Start ROWS
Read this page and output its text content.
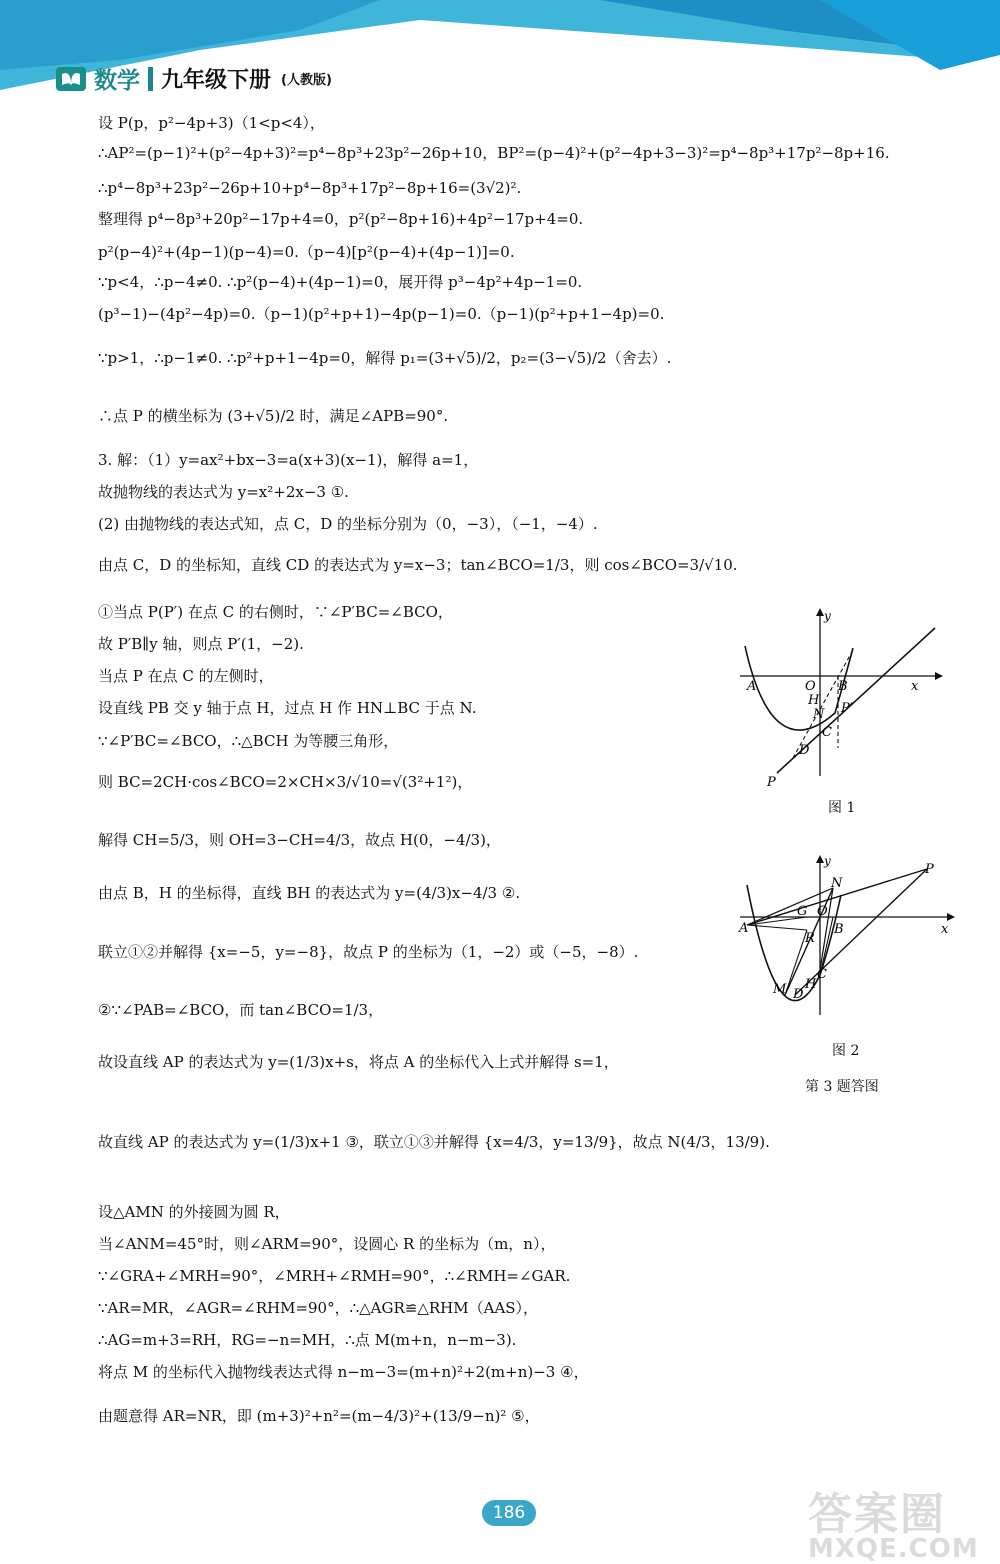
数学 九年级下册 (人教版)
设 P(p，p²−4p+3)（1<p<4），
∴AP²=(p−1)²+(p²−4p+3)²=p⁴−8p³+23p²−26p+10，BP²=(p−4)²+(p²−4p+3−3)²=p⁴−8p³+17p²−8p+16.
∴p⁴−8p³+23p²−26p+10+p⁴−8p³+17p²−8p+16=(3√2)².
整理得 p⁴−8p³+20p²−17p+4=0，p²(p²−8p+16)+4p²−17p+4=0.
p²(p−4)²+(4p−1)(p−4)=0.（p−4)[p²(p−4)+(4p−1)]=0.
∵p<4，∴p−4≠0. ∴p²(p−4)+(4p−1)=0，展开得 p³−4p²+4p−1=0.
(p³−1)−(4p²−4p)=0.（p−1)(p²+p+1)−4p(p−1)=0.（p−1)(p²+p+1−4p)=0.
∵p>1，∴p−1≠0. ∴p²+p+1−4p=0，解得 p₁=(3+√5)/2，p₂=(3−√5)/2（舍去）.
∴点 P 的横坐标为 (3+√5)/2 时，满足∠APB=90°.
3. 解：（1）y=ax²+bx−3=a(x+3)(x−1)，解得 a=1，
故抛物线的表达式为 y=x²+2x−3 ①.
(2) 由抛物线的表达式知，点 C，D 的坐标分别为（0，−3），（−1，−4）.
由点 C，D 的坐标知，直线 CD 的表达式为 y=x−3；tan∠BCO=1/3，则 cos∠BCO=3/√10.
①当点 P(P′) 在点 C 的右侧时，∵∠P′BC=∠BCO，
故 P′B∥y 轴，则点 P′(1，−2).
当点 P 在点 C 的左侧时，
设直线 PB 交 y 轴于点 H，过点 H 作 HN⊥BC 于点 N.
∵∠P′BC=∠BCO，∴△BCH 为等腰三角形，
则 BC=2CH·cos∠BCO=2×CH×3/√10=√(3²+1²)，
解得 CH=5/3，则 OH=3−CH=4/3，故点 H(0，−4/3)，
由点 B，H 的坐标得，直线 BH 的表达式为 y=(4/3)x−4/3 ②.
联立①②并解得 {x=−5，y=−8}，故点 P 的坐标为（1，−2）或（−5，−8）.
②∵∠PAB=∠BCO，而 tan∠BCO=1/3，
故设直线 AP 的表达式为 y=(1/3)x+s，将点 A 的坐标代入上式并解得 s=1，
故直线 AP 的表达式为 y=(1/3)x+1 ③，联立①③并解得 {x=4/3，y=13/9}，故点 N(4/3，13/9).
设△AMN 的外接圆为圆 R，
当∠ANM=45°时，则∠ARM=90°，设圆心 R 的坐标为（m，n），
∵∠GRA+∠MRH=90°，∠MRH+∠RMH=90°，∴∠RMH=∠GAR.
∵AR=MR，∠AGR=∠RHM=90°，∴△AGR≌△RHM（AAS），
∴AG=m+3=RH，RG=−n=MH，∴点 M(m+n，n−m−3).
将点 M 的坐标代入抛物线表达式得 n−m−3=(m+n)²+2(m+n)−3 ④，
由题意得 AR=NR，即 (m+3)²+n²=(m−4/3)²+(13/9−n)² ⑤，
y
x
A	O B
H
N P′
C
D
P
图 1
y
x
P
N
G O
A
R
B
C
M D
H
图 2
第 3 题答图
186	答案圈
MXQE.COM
End ROWS
Start ROWS
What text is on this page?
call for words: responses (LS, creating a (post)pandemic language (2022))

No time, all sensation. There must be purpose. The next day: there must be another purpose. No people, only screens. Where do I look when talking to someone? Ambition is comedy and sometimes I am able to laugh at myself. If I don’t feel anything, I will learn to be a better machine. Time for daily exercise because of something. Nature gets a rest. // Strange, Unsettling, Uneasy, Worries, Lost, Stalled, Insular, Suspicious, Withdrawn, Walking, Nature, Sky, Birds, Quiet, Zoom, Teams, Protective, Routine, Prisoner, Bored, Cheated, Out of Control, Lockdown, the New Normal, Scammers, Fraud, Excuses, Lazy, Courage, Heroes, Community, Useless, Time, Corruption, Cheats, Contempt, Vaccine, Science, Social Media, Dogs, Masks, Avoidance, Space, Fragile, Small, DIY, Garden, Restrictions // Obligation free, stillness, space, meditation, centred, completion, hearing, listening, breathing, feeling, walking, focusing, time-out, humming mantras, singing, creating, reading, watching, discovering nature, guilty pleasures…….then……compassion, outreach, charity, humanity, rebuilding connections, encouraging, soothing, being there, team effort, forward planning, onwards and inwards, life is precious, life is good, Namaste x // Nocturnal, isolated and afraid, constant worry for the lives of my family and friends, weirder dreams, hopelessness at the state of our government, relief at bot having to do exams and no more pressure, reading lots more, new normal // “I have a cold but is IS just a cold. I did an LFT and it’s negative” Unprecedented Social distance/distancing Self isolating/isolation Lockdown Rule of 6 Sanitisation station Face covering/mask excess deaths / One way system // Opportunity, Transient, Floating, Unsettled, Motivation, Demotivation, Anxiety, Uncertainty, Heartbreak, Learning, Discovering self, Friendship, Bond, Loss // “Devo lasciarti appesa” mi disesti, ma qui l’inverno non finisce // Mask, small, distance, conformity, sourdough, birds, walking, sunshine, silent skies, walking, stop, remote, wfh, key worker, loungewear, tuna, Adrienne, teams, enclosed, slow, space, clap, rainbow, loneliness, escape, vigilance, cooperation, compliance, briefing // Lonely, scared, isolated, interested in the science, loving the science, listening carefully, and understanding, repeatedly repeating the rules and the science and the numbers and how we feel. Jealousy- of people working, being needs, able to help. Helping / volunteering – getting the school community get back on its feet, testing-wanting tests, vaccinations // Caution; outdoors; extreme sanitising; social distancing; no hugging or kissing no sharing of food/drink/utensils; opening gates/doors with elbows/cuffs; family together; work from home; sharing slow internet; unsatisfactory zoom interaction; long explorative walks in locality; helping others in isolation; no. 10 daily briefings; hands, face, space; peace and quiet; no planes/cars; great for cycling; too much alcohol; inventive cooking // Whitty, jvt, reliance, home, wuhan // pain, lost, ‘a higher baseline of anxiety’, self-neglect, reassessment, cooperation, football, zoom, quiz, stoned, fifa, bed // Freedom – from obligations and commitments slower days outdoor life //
End ROWS
**AIM:** Only the number is wanted: how many lines above include the word "text"?

**SOLVED EXERCISE:** 2